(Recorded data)

%%

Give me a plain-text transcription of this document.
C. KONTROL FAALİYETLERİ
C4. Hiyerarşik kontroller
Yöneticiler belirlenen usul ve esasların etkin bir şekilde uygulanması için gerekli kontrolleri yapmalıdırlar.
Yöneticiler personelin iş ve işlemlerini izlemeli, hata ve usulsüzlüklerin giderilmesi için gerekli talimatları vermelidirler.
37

%%

◆ **REQUIRED TASK**: Copy out all of the lines above exactly.

◆ **EXERCISE OUTPUT**:
Give me a plain-text transcription of this document.
C. KONTROL FAALİYETLERİ
C4. Hiyerarşik kontroller
Yöneticiler belirlenen usul ve esasların etkin bir şekilde uygulanması için gerekli kontrolleri yapmalıdırlar.
Yöneticiler personelin iş ve işlemlerini izlemeli, hata ve usulsüzlüklerin giderilmesi için gerekli talimatları vermelidirler.
37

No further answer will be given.